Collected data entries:
· · ·
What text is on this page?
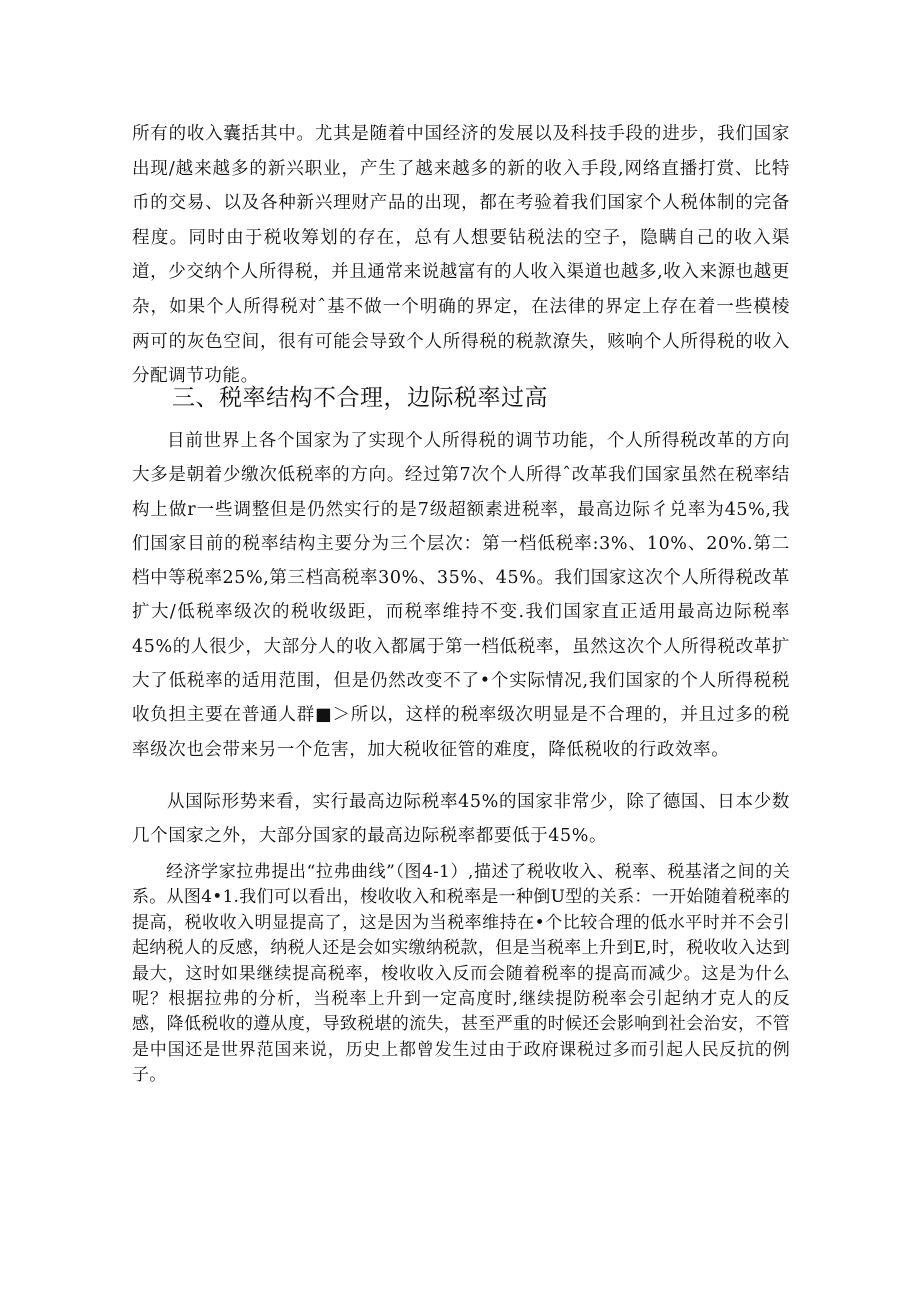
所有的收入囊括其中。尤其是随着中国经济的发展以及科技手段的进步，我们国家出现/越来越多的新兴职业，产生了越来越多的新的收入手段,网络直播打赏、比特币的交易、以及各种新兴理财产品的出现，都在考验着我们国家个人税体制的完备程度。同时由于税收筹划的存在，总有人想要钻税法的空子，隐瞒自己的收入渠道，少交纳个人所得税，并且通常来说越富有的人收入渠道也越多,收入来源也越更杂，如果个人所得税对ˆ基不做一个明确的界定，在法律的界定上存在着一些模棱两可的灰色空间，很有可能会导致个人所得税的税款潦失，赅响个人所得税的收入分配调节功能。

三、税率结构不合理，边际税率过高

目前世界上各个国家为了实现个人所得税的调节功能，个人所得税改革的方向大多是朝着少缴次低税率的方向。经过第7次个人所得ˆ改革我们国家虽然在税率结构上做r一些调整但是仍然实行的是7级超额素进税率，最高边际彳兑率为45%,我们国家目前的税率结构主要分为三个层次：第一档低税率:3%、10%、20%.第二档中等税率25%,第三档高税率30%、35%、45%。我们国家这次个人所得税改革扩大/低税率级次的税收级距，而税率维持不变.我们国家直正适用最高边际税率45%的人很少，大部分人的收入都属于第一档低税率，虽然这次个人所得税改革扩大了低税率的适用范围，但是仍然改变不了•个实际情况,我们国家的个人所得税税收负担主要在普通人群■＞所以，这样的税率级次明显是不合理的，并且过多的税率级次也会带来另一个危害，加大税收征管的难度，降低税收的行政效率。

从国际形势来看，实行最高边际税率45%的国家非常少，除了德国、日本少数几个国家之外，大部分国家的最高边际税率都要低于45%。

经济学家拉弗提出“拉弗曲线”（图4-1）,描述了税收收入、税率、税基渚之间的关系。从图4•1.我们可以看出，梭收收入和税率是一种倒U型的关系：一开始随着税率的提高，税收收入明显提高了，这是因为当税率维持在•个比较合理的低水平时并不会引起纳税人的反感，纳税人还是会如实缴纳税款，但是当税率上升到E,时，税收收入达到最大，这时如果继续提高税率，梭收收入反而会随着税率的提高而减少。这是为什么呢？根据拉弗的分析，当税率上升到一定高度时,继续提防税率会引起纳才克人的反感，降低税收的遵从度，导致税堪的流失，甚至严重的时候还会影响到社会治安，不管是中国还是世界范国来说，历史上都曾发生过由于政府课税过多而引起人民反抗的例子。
· · ·
**TASK GOAL:** None of the pictures should appear; repeat the records exactly otherwise.

**THE REPLY:**
What text is on this page?
所有的收入囊括其中。尤其是随着中国经济的发展以及科技手段的进步，我们国家出现/越来越多的新兴职业，产生了越来越多的新的收入手段,网络直播打赏、比特币的交易、以及各种新兴理财产品的出现，都在考验着我们国家个人税体制的完备程度。同时由于税收筹划的存在，总有人想要钻税法的空子，隐瞒自己的收入渠道，少交纳个人所得税，并且通常来说越富有的人收入渠道也越多,收入来源也越更杂，如果个人所得税对ˆ基不做一个明确的界定，在法律的界定上存在着一些模棱两可的灰色空间，很有可能会导致个人所得税的税款潦失，赅响个人所得税的收入分配调节功能。

三、税率结构不合理，边际税率过高

目前世界上各个国家为了实现个人所得税的调节功能，个人所得税改革的方向大多是朝着少缴次低税率的方向。经过第7次个人所得ˆ改革我们国家虽然在税率结构上做r一些调整但是仍然实行的是7级超额素进税率，最高边际彳兑率为45%,我们国家目前的税率结构主要分为三个层次：第一档低税率:3%、10%、20%.第二档中等税率25%,第三档高税率30%、35%、45%。我们国家这次个人所得税改革扩大/低税率级次的税收级距，而税率维持不变.我们国家直正适用最高边际税率45%的人很少，大部分人的收入都属于第一档低税率，虽然这次个人所得税改革扩大了低税率的适用范围，但是仍然改变不了•个实际情况,我们国家的个人所得税税收负担主要在普通人群■＞所以，这样的税率级次明显是不合理的，并且过多的税率级次也会带来另一个危害，加大税收征管的难度，降低税收的行政效率。

从国际形势来看，实行最高边际税率45%的国家非常少，除了德国、日本少数几个国家之外，大部分国家的最高边际税率都要低于45%。

经济学家拉弗提出“拉弗曲线”（图4-1）,描述了税收收入、税率、税基渚之间的关系。从图4•1.我们可以看出，梭收收入和税率是一种倒U型的关系：一开始随着税率的提高，税收收入明显提高了，这是因为当税率维持在•个比较合理的低水平时并不会引起纳税人的反感，纳税人还是会如实缴纳税款，但是当税率上升到E,时，税收收入达到最大，这时如果继续提高税率，梭收收入反而会随着税率的提高而减少。这是为什么呢？根据拉弗的分析，当税率上升到一定高度时,继续提防税率会引起纳才克人的反感，降低税收的遵从度，导致税堪的流失，甚至严重的时候还会影响到社会治安，不管是中国还是世界范国来说，历史上都曾发生过由于政府课税过多而引起人民反抗的例子。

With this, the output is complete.